--- Start of TEXT PASSAGE ---

We would like to thank everyone here for the great advice we've received. You're a great group and we appreciate you very much. :worship: 

Thanks,
Joey and Becky Anderson


----------



## shelbynteg (Jul 31, 2003)

Joey-n-Becky said:


> Does anyone know of a used portable milking machine for one cow or have a link for new ones that are reasonably priced? I don't know what "reasonable" is, because the only new one we've found is $1,500 on a one-cow setup. That's a bit steep for us.


I know a gal up in east Texas who has a machine for sale, milks two goats at a time, likely require just a little modification to handle a jersey...

The machine is an "Easy Clean" and milks two goats at once. We are between Athens and Palestine off Hwy. 19. Phone is 903-549-3077.

I think she's asking $750.

--- End of TEXT PASSAGE ---
--- Start of ENTRIES PROVIDED ---

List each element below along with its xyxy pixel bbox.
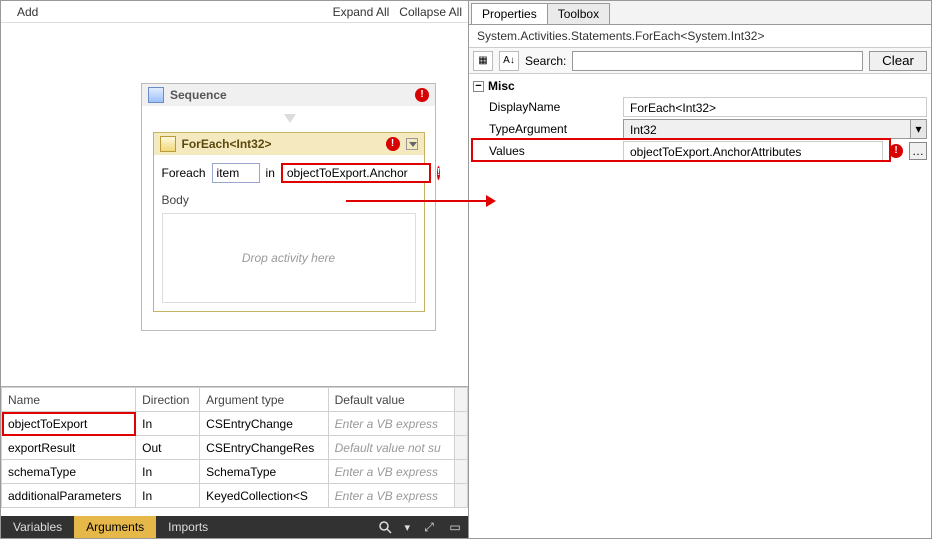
error-icon: ! bbox=[415, 88, 429, 102]
arg-default-cell[interactable]: Default value not su bbox=[328, 436, 454, 460]
selected-type-line: System.Activities.Statements.ForEach<Sys… bbox=[469, 25, 931, 48]
zoom-percent[interactable]: ▾ bbox=[398, 516, 416, 538]
arg-name-cell[interactable]: additionalParameters bbox=[2, 484, 136, 508]
prop-value[interactable]: objectToExport.AnchorAttributes bbox=[623, 141, 883, 161]
error-icon: ! bbox=[889, 144, 903, 158]
property-grid: − Misc DisplayName ForEach<Int32> TypeAr… bbox=[469, 74, 931, 538]
tab-toolbox[interactable]: Toolbox bbox=[547, 3, 610, 24]
foreach-source-input[interactable] bbox=[281, 163, 431, 183]
error-icon: ! bbox=[437, 166, 440, 180]
table-row[interactable]: objectToExportInCSEntryChangeEnter a VB … bbox=[2, 412, 468, 436]
arg-type-cell[interactable]: SchemaType bbox=[200, 460, 328, 484]
dropdown-icon[interactable]: ▾ bbox=[911, 119, 927, 139]
prop-displayname[interactable]: DisplayName ForEach<Int32> bbox=[473, 96, 927, 118]
sequence-body: ForEach<Int32> ! Foreach in ! bbox=[142, 106, 435, 330]
in-keyword: in bbox=[266, 166, 275, 180]
bottom-tab-strip: Variables Arguments Imports ▾ ⤢ ▭ bbox=[1, 516, 468, 538]
col-default[interactable]: Default value bbox=[328, 388, 454, 412]
left-pane: Add Expand All Collapse All Sequence ! F bbox=[1, 1, 469, 538]
tab-imports[interactable]: Imports bbox=[156, 516, 220, 538]
categorized-sort-button[interactable]: ▦ bbox=[473, 51, 493, 71]
chevron-down-icon bbox=[280, 114, 298, 126]
sequence-header[interactable]: Sequence ! bbox=[142, 84, 435, 106]
right-pane: Properties Toolbox System.Activities.Sta… bbox=[469, 1, 931, 538]
arg-type-cell[interactable]: CSEntryChange bbox=[200, 412, 328, 436]
foreach-icon bbox=[160, 136, 176, 152]
prop-name: Values bbox=[473, 144, 623, 158]
foreach-iterator-input[interactable] bbox=[212, 163, 260, 183]
prop-value[interactable]: ForEach<Int32> bbox=[623, 97, 927, 117]
body-drop-zone[interactable]: Drop activity here bbox=[162, 213, 416, 303]
arg-direction-cell[interactable]: Out bbox=[136, 436, 200, 460]
prop-typeargument[interactable]: TypeArgument Int32 ▾ bbox=[473, 118, 927, 140]
property-search-row: ▦ A↓ Search: Clear bbox=[469, 48, 931, 74]
arg-direction-cell[interactable]: In bbox=[136, 412, 200, 436]
prop-values[interactable]: Values objectToExport.AnchorAttributes !… bbox=[473, 140, 927, 162]
add-activity-link[interactable]: Add bbox=[17, 5, 38, 19]
col-type[interactable]: Argument type bbox=[200, 388, 328, 412]
category-misc[interactable]: − Misc bbox=[473, 76, 927, 96]
scrollbar-gutter bbox=[455, 388, 468, 412]
ellipsis-button[interactable]: … bbox=[909, 142, 927, 160]
arg-type-cell[interactable]: CSEntryChangeRes bbox=[200, 436, 328, 460]
collapse-caret-icon[interactable] bbox=[406, 138, 418, 150]
scrollbar-gutter bbox=[455, 460, 468, 484]
scrollbar-gutter bbox=[455, 412, 468, 436]
error-icon: ! bbox=[386, 137, 400, 151]
search-label: Search: bbox=[525, 54, 566, 68]
col-name[interactable]: Name bbox=[2, 388, 136, 412]
arg-name-cell[interactable]: exportResult bbox=[2, 436, 136, 460]
collapse-all-link[interactable]: Collapse All bbox=[399, 5, 462, 19]
prop-name: DisplayName bbox=[473, 100, 623, 114]
category-label: Misc bbox=[488, 79, 515, 93]
arg-name-cell[interactable]: objectToExport bbox=[2, 412, 136, 436]
arg-direction-cell[interactable]: In bbox=[136, 484, 200, 508]
collapse-icon[interactable]: − bbox=[473, 81, 484, 92]
foreach-activity[interactable]: ForEach<Int32> ! Foreach in ! bbox=[153, 132, 425, 312]
arg-direction-cell[interactable]: In bbox=[136, 460, 200, 484]
table-row[interactable]: additionalParametersInKeyedCollection<SE… bbox=[2, 484, 468, 508]
foreach-title: ForEach<Int32> bbox=[182, 137, 380, 151]
overview-icon[interactable]: ▭ bbox=[442, 516, 468, 538]
designer-toolbar: Add Expand All Collapse All bbox=[1, 1, 468, 23]
tab-properties[interactable]: Properties bbox=[471, 3, 548, 24]
arg-default-cell[interactable]: Enter a VB express bbox=[328, 484, 454, 508]
alpha-sort-button[interactable]: A↓ bbox=[499, 51, 519, 71]
workflow-designer-window: Add Expand All Collapse All Sequence ! F bbox=[0, 0, 932, 539]
foreach-header[interactable]: ForEach<Int32> ! bbox=[154, 133, 424, 155]
arg-default-cell[interactable]: Enter a VB express bbox=[328, 460, 454, 484]
arg-name-cell[interactable]: schemaType bbox=[2, 460, 136, 484]
drop-hint-text: Drop activity here bbox=[242, 251, 335, 265]
tab-variables[interactable]: Variables bbox=[1, 516, 74, 538]
scrollbar-gutter bbox=[455, 436, 468, 460]
sequence-icon bbox=[148, 87, 164, 103]
table-row[interactable]: exportResultOutCSEntryChangeResDefault v… bbox=[2, 436, 468, 460]
prop-name: TypeArgument bbox=[473, 122, 623, 136]
sequence-activity[interactable]: Sequence ! ForEach<Int32> ! bbox=[141, 83, 436, 331]
clear-search-button[interactable]: Clear bbox=[869, 51, 927, 71]
property-search-input[interactable] bbox=[572, 51, 863, 71]
sequence-title: Sequence bbox=[170, 88, 409, 102]
search-icon[interactable] bbox=[372, 516, 398, 538]
scrollbar-gutter bbox=[455, 484, 468, 508]
expand-all-link[interactable]: Expand All bbox=[333, 5, 390, 19]
body-label: Body bbox=[162, 193, 416, 207]
arguments-header-row: Name Direction Argument type Default val… bbox=[2, 388, 468, 412]
arg-type-cell[interactable]: KeyedCollection<S bbox=[200, 484, 328, 508]
foreach-expression-row: Foreach in ! bbox=[162, 163, 416, 183]
tab-arguments[interactable]: Arguments bbox=[74, 516, 156, 538]
properties-tab-row: Properties Toolbox bbox=[469, 1, 931, 25]
prop-value[interactable]: Int32 bbox=[623, 119, 911, 139]
col-direction[interactable]: Direction bbox=[136, 388, 200, 412]
arg-default-cell[interactable]: Enter a VB express bbox=[328, 412, 454, 436]
foreach-keyword: Foreach bbox=[162, 166, 206, 180]
designer-canvas[interactable]: Sequence ! ForEach<Int32> ! bbox=[1, 23, 468, 386]
fit-to-screen-icon[interactable]: ⤢ bbox=[416, 516, 442, 538]
arguments-grid: Name Direction Argument type Default val… bbox=[1, 386, 468, 516]
arguments-table: Name Direction Argument type Default val… bbox=[1, 387, 468, 508]
foreach-body: Foreach in ! Body Drop activity here bbox=[154, 155, 424, 311]
table-row[interactable]: schemaTypeInSchemaTypeEnter a VB express bbox=[2, 460, 468, 484]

--- End of ENTRIES PROVIDED ---

SET OF TASKS:
#1 From the forum thread on milking machines, print the part that opens with the words containing "## shelbynteg (Jul" and closes with "steep for us.".
#2 In the forum thread on milking machines, what is the asking price for the "Easy Clean" machine?
#3 Write the next part of the forum thread on milking machines, picking up after its final line.

ANSWERS PROVIDED:
#1
## shelbynteg (Jul 31, 2003)

Joey-n-Becky said:


> Does anyone know of a used portable milking machine for one cow or have a link for new ones that are reasonably priced? I don't know what "reasonable" is, because the only new one we've found is $1,500 on a one-cow setup. That's a bit steep for us.

#2 $750

#3
----------



## Guest (May 25, 2004)

A family in WA is selling their family Jersey cow, and they are selling the milking machine with the cow. However, the lady who I told about the cow (who will probably buy her) does not want the machine. I think it is around $200, with a brand new regulator. 360-779-4826


----------



## YuccaFlatsRanch (May 3, 2004)

I see them all the time on EBAY.


----------



## tinknal (May 21, 2004)

Unless the machine is extremly easy to clean and set up it would still be quicker to milk two cows by hand.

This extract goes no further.